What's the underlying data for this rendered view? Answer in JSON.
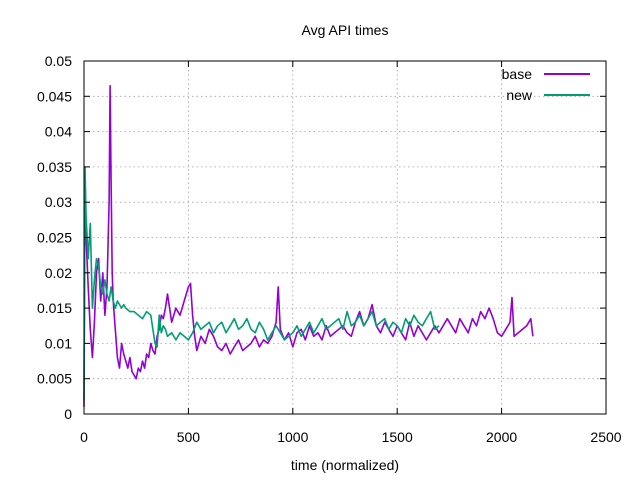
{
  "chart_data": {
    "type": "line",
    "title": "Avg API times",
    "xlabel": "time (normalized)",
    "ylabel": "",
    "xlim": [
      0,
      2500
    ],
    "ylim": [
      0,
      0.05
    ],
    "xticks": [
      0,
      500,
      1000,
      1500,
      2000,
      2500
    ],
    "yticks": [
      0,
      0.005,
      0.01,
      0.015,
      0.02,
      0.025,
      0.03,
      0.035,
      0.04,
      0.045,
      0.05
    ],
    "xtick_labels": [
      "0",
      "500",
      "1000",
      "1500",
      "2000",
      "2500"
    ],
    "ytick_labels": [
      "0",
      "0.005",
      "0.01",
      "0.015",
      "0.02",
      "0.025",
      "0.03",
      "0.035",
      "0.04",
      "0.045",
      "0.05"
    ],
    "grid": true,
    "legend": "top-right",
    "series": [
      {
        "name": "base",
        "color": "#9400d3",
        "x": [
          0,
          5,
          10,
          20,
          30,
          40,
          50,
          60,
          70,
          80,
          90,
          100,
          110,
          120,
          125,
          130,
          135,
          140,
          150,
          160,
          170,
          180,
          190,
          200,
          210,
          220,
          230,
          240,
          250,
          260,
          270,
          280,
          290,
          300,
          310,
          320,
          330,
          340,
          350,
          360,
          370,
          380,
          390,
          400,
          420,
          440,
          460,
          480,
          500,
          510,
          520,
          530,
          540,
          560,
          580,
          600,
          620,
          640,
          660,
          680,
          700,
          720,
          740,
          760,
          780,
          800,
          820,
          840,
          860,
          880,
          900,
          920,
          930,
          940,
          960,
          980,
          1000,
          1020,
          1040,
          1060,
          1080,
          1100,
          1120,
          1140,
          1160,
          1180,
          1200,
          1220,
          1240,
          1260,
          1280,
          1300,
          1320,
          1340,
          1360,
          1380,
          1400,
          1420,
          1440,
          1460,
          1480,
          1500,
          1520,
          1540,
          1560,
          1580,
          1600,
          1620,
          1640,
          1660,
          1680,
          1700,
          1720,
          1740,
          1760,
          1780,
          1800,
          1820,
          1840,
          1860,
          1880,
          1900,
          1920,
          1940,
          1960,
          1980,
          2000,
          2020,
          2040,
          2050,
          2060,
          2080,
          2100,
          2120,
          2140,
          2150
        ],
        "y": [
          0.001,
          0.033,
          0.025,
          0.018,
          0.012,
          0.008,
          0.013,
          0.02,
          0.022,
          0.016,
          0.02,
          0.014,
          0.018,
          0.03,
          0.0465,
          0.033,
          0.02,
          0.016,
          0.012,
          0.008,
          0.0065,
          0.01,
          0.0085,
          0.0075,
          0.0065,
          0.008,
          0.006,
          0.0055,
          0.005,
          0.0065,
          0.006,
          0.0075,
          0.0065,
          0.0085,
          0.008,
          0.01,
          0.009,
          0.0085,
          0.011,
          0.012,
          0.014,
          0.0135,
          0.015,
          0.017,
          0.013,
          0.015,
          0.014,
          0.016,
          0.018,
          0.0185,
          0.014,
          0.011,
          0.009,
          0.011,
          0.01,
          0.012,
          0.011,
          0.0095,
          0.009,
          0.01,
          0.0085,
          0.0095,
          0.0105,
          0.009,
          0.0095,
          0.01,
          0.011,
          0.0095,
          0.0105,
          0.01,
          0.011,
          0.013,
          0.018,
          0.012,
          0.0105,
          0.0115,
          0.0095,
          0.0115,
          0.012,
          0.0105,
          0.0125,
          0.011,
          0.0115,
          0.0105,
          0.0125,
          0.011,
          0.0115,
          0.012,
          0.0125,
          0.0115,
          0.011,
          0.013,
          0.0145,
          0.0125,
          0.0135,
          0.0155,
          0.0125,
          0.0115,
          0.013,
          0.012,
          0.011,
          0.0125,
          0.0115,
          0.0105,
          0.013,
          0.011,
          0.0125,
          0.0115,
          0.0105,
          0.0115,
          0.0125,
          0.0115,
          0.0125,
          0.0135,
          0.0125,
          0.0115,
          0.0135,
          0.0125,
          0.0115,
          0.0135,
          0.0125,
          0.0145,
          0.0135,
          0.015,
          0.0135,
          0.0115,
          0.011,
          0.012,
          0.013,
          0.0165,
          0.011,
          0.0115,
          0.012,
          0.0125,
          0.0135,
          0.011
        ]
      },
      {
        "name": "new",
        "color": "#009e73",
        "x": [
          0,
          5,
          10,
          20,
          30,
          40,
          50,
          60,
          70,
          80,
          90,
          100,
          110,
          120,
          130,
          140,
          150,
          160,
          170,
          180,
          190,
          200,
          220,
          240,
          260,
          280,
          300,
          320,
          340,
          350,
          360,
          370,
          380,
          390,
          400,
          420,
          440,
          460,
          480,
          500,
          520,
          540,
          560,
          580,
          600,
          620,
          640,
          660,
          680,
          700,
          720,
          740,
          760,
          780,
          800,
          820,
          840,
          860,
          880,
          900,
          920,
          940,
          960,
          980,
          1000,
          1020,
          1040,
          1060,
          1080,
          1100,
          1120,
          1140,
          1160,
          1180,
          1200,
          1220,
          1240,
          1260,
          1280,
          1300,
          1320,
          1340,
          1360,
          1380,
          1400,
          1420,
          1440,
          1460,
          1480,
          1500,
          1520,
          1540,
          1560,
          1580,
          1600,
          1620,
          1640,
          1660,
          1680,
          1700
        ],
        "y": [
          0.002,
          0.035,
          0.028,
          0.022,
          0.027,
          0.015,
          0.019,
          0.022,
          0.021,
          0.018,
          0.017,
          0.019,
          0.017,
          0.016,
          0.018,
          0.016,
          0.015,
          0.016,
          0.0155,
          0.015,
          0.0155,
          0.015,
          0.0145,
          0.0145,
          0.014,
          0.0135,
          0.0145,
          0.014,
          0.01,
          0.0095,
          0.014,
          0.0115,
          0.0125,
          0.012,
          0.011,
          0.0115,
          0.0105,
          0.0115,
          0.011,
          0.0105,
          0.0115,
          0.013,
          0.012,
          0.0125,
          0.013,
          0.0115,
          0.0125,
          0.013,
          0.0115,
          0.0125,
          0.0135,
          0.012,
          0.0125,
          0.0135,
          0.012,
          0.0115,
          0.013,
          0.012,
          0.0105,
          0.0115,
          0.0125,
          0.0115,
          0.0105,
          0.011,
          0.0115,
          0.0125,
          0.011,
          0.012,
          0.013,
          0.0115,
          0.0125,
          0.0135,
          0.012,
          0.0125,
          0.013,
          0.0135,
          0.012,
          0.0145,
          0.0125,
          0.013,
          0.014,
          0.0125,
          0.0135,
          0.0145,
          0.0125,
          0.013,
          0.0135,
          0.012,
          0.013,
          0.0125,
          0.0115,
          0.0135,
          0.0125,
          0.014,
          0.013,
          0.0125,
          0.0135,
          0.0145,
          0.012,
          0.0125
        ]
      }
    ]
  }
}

_What is required:_ All the records need to be repeated exactly, with the images dropped.

_Problem solution:_
What's the underlying data for this rendered view? Answer in JSON.
{
  "chart_data": {
    "type": "line",
    "title": "Avg API times",
    "xlabel": "time (normalized)",
    "ylabel": "",
    "xlim": [
      0,
      2500
    ],
    "ylim": [
      0,
      0.05
    ],
    "xticks": [
      0,
      500,
      1000,
      1500,
      2000,
      2500
    ],
    "yticks": [
      0,
      0.005,
      0.01,
      0.015,
      0.02,
      0.025,
      0.03,
      0.035,
      0.04,
      0.045,
      0.05
    ],
    "xtick_labels": [
      "0",
      "500",
      "1000",
      "1500",
      "2000",
      "2500"
    ],
    "ytick_labels": [
      "0",
      "0.005",
      "0.01",
      "0.015",
      "0.02",
      "0.025",
      "0.03",
      "0.035",
      "0.04",
      "0.045",
      "0.05"
    ],
    "grid": true,
    "legend": "top-right",
    "series": [
      {
        "name": "base",
        "color": "#9400d3",
        "x": [
          0,
          5,
          10,
          20,
          30,
          40,
          50,
          60,
          70,
          80,
          90,
          100,
          110,
          120,
          125,
          130,
          135,
          140,
          150,
          160,
          170,
          180,
          190,
          200,
          210,
          220,
          230,
          240,
          250,
          260,
          270,
          280,
          290,
          300,
          310,
          320,
          330,
          340,
          350,
          360,
          370,
          380,
          390,
          400,
          420,
          440,
          460,
          480,
          500,
          510,
          520,
          530,
          540,
          560,
          580,
          600,
          620,
          640,
          660,
          680,
          700,
          720,
          740,
          760,
          780,
          800,
          820,
          840,
          860,
          880,
          900,
          920,
          930,
          940,
          960,
          980,
          1000,
          1020,
          1040,
          1060,
          1080,
          1100,
          1120,
          1140,
          1160,
          1180,
          1200,
          1220,
          1240,
          1260,
          1280,
          1300,
          1320,
          1340,
          1360,
          1380,
          1400,
          1420,
          1440,
          1460,
          1480,
          1500,
          1520,
          1540,
          1560,
          1580,
          1600,
          1620,
          1640,
          1660,
          1680,
          1700,
          1720,
          1740,
          1760,
          1780,
          1800,
          1820,
          1840,
          1860,
          1880,
          1900,
          1920,
          1940,
          1960,
          1980,
          2000,
          2020,
          2040,
          2050,
          2060,
          2080,
          2100,
          2120,
          2140,
          2150
        ],
        "y": [
          0.001,
          0.033,
          0.025,
          0.018,
          0.012,
          0.008,
          0.013,
          0.02,
          0.022,
          0.016,
          0.02,
          0.014,
          0.018,
          0.03,
          0.0465,
          0.033,
          0.02,
          0.016,
          0.012,
          0.008,
          0.0065,
          0.01,
          0.0085,
          0.0075,
          0.0065,
          0.008,
          0.006,
          0.0055,
          0.005,
          0.0065,
          0.006,
          0.0075,
          0.0065,
          0.0085,
          0.008,
          0.01,
          0.009,
          0.0085,
          0.011,
          0.012,
          0.014,
          0.0135,
          0.015,
          0.017,
          0.013,
          0.015,
          0.014,
          0.016,
          0.018,
          0.0185,
          0.014,
          0.011,
          0.009,
          0.011,
          0.01,
          0.012,
          0.011,
          0.0095,
          0.009,
          0.01,
          0.0085,
          0.0095,
          0.0105,
          0.009,
          0.0095,
          0.01,
          0.011,
          0.0095,
          0.0105,
          0.01,
          0.011,
          0.013,
          0.018,
          0.012,
          0.0105,
          0.0115,
          0.0095,
          0.0115,
          0.012,
          0.0105,
          0.0125,
          0.011,
          0.0115,
          0.0105,
          0.0125,
          0.011,
          0.0115,
          0.012,
          0.0125,
          0.0115,
          0.011,
          0.013,
          0.0145,
          0.0125,
          0.0135,
          0.0155,
          0.0125,
          0.0115,
          0.013,
          0.012,
          0.011,
          0.0125,
          0.0115,
          0.0105,
          0.013,
          0.011,
          0.0125,
          0.0115,
          0.0105,
          0.0115,
          0.0125,
          0.0115,
          0.0125,
          0.0135,
          0.0125,
          0.0115,
          0.0135,
          0.0125,
          0.0115,
          0.0135,
          0.0125,
          0.0145,
          0.0135,
          0.015,
          0.0135,
          0.0115,
          0.011,
          0.012,
          0.013,
          0.0165,
          0.011,
          0.0115,
          0.012,
          0.0125,
          0.0135,
          0.011
        ]
      },
      {
        "name": "new",
        "color": "#009e73",
        "x": [
          0,
          5,
          10,
          20,
          30,
          40,
          50,
          60,
          70,
          80,
          90,
          100,
          110,
          120,
          130,
          140,
          150,
          160,
          170,
          180,
          190,
          200,
          220,
          240,
          260,
          280,
          300,
          320,
          340,
          350,
          360,
          370,
          380,
          390,
          400,
          420,
          440,
          460,
          480,
          500,
          520,
          540,
          560,
          580,
          600,
          620,
          640,
          660,
          680,
          700,
          720,
          740,
          760,
          780,
          800,
          820,
          840,
          860,
          880,
          900,
          920,
          940,
          960,
          980,
          1000,
          1020,
          1040,
          1060,
          1080,
          1100,
          1120,
          1140,
          1160,
          1180,
          1200,
          1220,
          1240,
          1260,
          1280,
          1300,
          1320,
          1340,
          1360,
          1380,
          1400,
          1420,
          1440,
          1460,
          1480,
          1500,
          1520,
          1540,
          1560,
          1580,
          1600,
          1620,
          1640,
          1660,
          1680,
          1700
        ],
        "y": [
          0.002,
          0.035,
          0.028,
          0.022,
          0.027,
          0.015,
          0.019,
          0.022,
          0.021,
          0.018,
          0.017,
          0.019,
          0.017,
          0.016,
          0.018,
          0.016,
          0.015,
          0.016,
          0.0155,
          0.015,
          0.0155,
          0.015,
          0.0145,
          0.0145,
          0.014,
          0.0135,
          0.0145,
          0.014,
          0.01,
          0.0095,
          0.014,
          0.0115,
          0.0125,
          0.012,
          0.011,
          0.0115,
          0.0105,
          0.0115,
          0.011,
          0.0105,
          0.0115,
          0.013,
          0.012,
          0.0125,
          0.013,
          0.0115,
          0.0125,
          0.013,
          0.0115,
          0.0125,
          0.0135,
          0.012,
          0.0125,
          0.0135,
          0.012,
          0.0115,
          0.013,
          0.012,
          0.0105,
          0.0115,
          0.0125,
          0.0115,
          0.0105,
          0.011,
          0.0115,
          0.0125,
          0.011,
          0.012,
          0.013,
          0.0115,
          0.0125,
          0.0135,
          0.012,
          0.0125,
          0.013,
          0.0135,
          0.012,
          0.0145,
          0.0125,
          0.013,
          0.014,
          0.0125,
          0.0135,
          0.0145,
          0.0125,
          0.013,
          0.0135,
          0.012,
          0.013,
          0.0125,
          0.0115,
          0.0135,
          0.0125,
          0.014,
          0.013,
          0.0125,
          0.0135,
          0.0145,
          0.012,
          0.0125
        ]
      }
    ]
  }
}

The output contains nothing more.